▶ Exercise instructions
Output the material below in its entirety, exactly as given.

'''

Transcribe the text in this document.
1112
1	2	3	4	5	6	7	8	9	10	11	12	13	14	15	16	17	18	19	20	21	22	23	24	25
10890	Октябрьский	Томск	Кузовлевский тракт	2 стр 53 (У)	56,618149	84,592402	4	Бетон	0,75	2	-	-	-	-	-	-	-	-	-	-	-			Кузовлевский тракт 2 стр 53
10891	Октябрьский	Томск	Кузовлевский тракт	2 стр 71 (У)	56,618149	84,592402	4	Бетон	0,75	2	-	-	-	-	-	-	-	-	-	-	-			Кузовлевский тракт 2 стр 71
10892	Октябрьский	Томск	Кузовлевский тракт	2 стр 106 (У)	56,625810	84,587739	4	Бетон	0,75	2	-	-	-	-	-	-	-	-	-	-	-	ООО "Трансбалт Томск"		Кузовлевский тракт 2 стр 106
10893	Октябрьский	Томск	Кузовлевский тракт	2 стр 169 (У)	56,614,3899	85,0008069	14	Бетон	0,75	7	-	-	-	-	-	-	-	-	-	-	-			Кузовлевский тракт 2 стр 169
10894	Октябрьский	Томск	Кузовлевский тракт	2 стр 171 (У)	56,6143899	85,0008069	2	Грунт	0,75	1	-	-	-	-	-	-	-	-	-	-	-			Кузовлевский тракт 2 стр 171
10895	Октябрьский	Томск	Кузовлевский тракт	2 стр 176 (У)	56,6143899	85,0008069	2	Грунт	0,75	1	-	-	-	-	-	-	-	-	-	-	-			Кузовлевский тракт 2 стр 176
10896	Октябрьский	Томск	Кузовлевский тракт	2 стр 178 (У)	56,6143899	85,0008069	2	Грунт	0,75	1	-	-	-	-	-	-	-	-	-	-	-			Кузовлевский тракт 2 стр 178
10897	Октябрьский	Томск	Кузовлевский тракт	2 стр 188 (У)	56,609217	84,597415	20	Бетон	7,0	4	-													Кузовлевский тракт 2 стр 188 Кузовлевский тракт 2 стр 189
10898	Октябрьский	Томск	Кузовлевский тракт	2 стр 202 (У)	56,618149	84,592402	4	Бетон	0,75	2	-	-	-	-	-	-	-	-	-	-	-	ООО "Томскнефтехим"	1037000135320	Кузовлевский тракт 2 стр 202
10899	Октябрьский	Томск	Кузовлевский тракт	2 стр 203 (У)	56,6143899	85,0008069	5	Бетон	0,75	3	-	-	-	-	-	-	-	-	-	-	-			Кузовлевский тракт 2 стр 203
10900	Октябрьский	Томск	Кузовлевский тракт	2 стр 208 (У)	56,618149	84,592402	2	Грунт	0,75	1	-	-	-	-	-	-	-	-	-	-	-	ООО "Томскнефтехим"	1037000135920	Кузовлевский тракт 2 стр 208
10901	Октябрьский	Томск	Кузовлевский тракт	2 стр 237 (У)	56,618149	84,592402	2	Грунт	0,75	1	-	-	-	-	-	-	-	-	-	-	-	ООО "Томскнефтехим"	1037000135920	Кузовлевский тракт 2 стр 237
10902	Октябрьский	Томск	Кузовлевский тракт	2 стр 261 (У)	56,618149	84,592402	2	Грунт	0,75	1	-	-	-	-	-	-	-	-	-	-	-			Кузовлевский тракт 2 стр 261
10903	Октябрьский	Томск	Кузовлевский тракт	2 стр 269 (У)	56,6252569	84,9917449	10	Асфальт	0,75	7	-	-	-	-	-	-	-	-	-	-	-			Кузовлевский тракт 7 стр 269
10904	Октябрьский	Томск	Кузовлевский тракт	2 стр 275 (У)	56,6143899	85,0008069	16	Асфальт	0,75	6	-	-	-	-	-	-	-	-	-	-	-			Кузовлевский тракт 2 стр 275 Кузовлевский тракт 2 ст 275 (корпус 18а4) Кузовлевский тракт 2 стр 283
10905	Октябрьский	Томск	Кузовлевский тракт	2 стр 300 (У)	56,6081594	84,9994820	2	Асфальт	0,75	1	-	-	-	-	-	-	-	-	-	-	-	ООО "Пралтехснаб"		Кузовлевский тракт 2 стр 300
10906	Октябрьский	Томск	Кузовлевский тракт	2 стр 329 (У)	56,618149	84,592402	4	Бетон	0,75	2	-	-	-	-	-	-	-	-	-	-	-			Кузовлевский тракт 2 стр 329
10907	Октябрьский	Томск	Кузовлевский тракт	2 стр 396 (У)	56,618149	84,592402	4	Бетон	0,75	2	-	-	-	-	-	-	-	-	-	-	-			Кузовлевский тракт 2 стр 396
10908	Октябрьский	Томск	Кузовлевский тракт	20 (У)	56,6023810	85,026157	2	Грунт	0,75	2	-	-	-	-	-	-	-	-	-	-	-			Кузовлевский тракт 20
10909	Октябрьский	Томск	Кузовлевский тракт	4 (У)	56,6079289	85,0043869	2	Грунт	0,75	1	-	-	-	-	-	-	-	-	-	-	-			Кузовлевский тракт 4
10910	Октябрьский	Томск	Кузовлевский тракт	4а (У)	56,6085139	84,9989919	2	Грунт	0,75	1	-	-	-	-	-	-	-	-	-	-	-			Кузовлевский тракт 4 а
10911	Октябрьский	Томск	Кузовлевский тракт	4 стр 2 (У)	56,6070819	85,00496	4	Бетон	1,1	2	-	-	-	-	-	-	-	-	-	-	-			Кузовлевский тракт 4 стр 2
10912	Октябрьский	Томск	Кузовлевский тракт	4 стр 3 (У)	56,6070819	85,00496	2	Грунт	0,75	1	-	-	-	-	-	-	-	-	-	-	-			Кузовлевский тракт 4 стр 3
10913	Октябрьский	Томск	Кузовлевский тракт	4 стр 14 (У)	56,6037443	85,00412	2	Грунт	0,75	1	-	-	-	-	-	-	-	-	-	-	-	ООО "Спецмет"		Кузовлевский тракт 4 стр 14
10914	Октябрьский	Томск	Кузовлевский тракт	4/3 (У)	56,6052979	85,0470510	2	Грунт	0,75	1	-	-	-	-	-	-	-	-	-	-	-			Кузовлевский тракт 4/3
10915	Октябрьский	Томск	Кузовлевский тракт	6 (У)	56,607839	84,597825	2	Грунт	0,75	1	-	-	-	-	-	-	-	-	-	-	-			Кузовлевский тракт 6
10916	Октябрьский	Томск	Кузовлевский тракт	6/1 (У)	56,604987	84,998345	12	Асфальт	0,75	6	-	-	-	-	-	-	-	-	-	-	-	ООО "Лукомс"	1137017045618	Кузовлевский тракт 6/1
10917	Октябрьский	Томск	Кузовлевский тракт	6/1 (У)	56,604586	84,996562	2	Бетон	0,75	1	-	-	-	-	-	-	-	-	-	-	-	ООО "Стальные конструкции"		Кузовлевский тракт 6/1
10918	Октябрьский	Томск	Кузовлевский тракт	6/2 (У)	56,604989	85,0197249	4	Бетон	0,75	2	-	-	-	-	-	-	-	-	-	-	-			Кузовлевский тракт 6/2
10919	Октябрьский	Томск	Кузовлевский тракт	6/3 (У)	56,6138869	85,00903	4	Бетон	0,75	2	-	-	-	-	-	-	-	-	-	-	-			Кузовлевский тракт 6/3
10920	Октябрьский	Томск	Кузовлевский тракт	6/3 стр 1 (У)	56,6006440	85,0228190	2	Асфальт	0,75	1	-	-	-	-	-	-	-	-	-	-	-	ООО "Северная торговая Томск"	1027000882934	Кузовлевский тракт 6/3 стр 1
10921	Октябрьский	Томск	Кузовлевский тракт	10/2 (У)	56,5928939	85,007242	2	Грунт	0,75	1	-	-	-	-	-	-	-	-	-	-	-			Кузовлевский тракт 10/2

'''

▶ Written solution
Transcribe the text in this document.
1112
1	2	3	4	5	6	7	8	9	10	11	12	13	14	15	16	17	18	19	20	21	22	23	24	25
10890	Октябрьский	Томск	Кузовлевский тракт	2 стр 53 (У)	56,618149	84,592402	4	Бетон	0,75	2	-	-	-	-	-	-	-	-	-	-	-			Кузовлевский тракт 2 стр 53
10891	Октябрьский	Томск	Кузовлевский тракт	2 стр 71 (У)	56,618149	84,592402	4	Бетон	0,75	2	-	-	-	-	-	-	-	-	-	-	-			Кузовлевский тракт 2 стр 71
10892	Октябрьский	Томск	Кузовлевский тракт	2 стр 106 (У)	56,625810	84,587739	4	Бетон	0,75	2	-	-	-	-	-	-	-	-	-	-	-	ООО "Трансбалт Томск"		Кузовлевский тракт 2 стр 106
10893	Октябрьский	Томск	Кузовлевский тракт	2 стр 169 (У)	56,614,3899	85,0008069	14	Бетон	0,75	7	-	-	-	-	-	-	-	-	-	-	-			Кузовлевский тракт 2 стр 169
10894	Октябрьский	Томск	Кузовлевский тракт	2 стр 171 (У)	56,6143899	85,0008069	2	Грунт	0,75	1	-	-	-	-	-	-	-	-	-	-	-			Кузовлевский тракт 2 стр 171
10895	Октябрьский	Томск	Кузовлевский тракт	2 стр 176 (У)	56,6143899	85,0008069	2	Грунт	0,75	1	-	-	-	-	-	-	-	-	-	-	-			Кузовлевский тракт 2 стр 176
10896	Октябрьский	Томск	Кузовлевский тракт	2 стр 178 (У)	56,6143899	85,0008069	2	Грунт	0,75	1	-	-	-	-	-	-	-	-	-	-	-			Кузовлевский тракт 2 стр 178
10897	Октябрьский	Томск	Кузовлевский тракт	2 стр 188 (У)	56,609217	84,597415	20	Бетон	7,0	4	-													Кузовлевский тракт 2 стр 188 Кузовлевский тракт 2 стр 189
10898	Октябрьский	Томск	Кузовлевский тракт	2 стр 202 (У)	56,618149	84,592402	4	Бетон	0,75	2	-	-	-	-	-	-	-	-	-	-	-	ООО "Томскнефтехим"	1037000135320	Кузовлевский тракт 2 стр 202
10899	Октябрьский	Томск	Кузовлевский тракт	2 стр 203 (У)	56,6143899	85,0008069	5	Бетон	0,75	3	-	-	-	-	-	-	-	-	-	-	-			Кузовлевский тракт 2 стр 203
10900	Октябрьский	Томск	Кузовлевский тракт	2 стр 208 (У)	56,618149	84,592402	2	Грунт	0,75	1	-	-	-	-	-	-	-	-	-	-	-	ООО "Томскнефтехим"	1037000135920	Кузовлевский тракт 2 стр 208
10901	Октябрьский	Томск	Кузовлевский тракт	2 стр 237 (У)	56,618149	84,592402	2	Грунт	0,75	1	-	-	-	-	-	-	-	-	-	-	-	ООО "Томскнефтехим"	1037000135920	Кузовлевский тракт 2 стр 237
10902	Октябрьский	Томск	Кузовлевский тракт	2 стр 261 (У)	56,618149	84,592402	2	Грунт	0,75	1	-	-	-	-	-	-	-	-	-	-	-			Кузовлевский тракт 2 стр 261
10903	Октябрьский	Томск	Кузовлевский тракт	2 стр 269 (У)	56,6252569	84,9917449	10	Асфальт	0,75	7	-	-	-	-	-	-	-	-	-	-	-			Кузовлевский тракт 7 стр 269
10904	Октябрьский	Томск	Кузовлевский тракт	2 стр 275 (У)	56,6143899	85,0008069	16	Асфальт	0,75	6	-	-	-	-	-	-	-	-	-	-	-			Кузовлевский тракт 2 стр 275 Кузовлевский тракт 2 ст 275 (корпус 18а4) Кузовлевский тракт 2 стр 283
10905	Октябрьский	Томск	Кузовлевский тракт	2 стр 300 (У)	56,6081594	84,9994820	2	Асфальт	0,75	1	-	-	-	-	-	-	-	-	-	-	-	ООО "Пралтехснаб"		Кузовлевский тракт 2 стр 300
10906	Октябрьский	Томск	Кузовлевский тракт	2 стр 329 (У)	56,618149	84,592402	4	Бетон	0,75	2	-	-	-	-	-	-	-	-	-	-	-			Кузовлевский тракт 2 стр 329
10907	Октябрьский	Томск	Кузовлевский тракт	2 стр 396 (У)	56,618149	84,592402	4	Бетон	0,75	2	-	-	-	-	-	-	-	-	-	-	-			Кузовлевский тракт 2 стр 396
10908	Октябрьский	Томск	Кузовлевский тракт	20 (У)	56,6023810	85,026157	2	Грунт	0,75	2	-	-	-	-	-	-	-	-	-	-	-			Кузовлевский тракт 20
10909	Октябрьский	Томск	Кузовлевский тракт	4 (У)	56,6079289	85,0043869	2	Грунт	0,75	1	-	-	-	-	-	-	-	-	-	-	-			Кузовлевский тракт 4
10910	Октябрьский	Томск	Кузовлевский тракт	4а (У)	56,6085139	84,9989919	2	Грунт	0,75	1	-	-	-	-	-	-	-	-	-	-	-			Кузовлевский тракт 4 а
10911	Октябрьский	Томск	Кузовлевский тракт	4 стр 2 (У)	56,6070819	85,00496	4	Бетон	1,1	2	-	-	-	-	-	-	-	-	-	-	-			Кузовлевский тракт 4 стр 2
10912	Октябрьский	Томск	Кузовлевский тракт	4 стр 3 (У)	56,6070819	85,00496	2	Грунт	0,75	1	-	-	-	-	-	-	-	-	-	-	-			Кузовлевский тракт 4 стр 3
10913	Октябрьский	Томск	Кузовлевский тракт	4 стр 14 (У)	56,6037443	85,00412	2	Грунт	0,75	1	-	-	-	-	-	-	-	-	-	-	-	ООО "Спецмет"		Кузовлевский тракт 4 стр 14
10914	Октябрьский	Томск	Кузовлевский тракт	4/3 (У)	56,6052979	85,0470510	2	Грунт	0,75	1	-	-	-	-	-	-	-	-	-	-	-			Кузовлевский тракт 4/3
10915	Октябрьский	Томск	Кузовлевский тракт	6 (У)	56,607839	84,597825	2	Грунт	0,75	1	-	-	-	-	-	-	-	-	-	-	-			Кузовлевский тракт 6
10916	Октябрьский	Томск	Кузовлевский тракт	6/1 (У)	56,604987	84,998345	12	Асфальт	0,75	6	-	-	-	-	-	-	-	-	-	-	-	ООО "Лукомс"	1137017045618	Кузовлевский тракт 6/1
10917	Октябрьский	Томск	Кузовлевский тракт	6/1 (У)	56,604586	84,996562	2	Бетон	0,75	1	-	-	-	-	-	-	-	-	-	-	-	ООО "Стальные конструкции"		Кузовлевский тракт 6/1
10918	Октябрьский	Томск	Кузовлевский тракт	6/2 (У)	56,604989	85,0197249	4	Бетон	0,75	2	-	-	-	-	-	-	-	-	-	-	-			Кузовлевский тракт 6/2
10919	Октябрьский	Томск	Кузовлевский тракт	6/3 (У)	56,6138869	85,00903	4	Бетон	0,75	2	-	-	-	-	-	-	-	-	-	-	-			Кузовлевский тракт 6/3
10920	Октябрьский	Томск	Кузовлевский тракт	6/3 стр 1 (У)	56,6006440	85,0228190	2	Асфальт	0,75	1	-	-	-	-	-	-	-	-	-	-	-	ООО "Северная торговая Томск"	1027000882934	Кузовлевский тракт 6/3 стр 1
10921	Октябрьский	Томск	Кузовлевский тракт	10/2 (У)	56,5928939	85,007242	2	Грунт	0,75	1	-	-	-	-	-	-	-	-	-	-	-			Кузовлевский тракт 10/2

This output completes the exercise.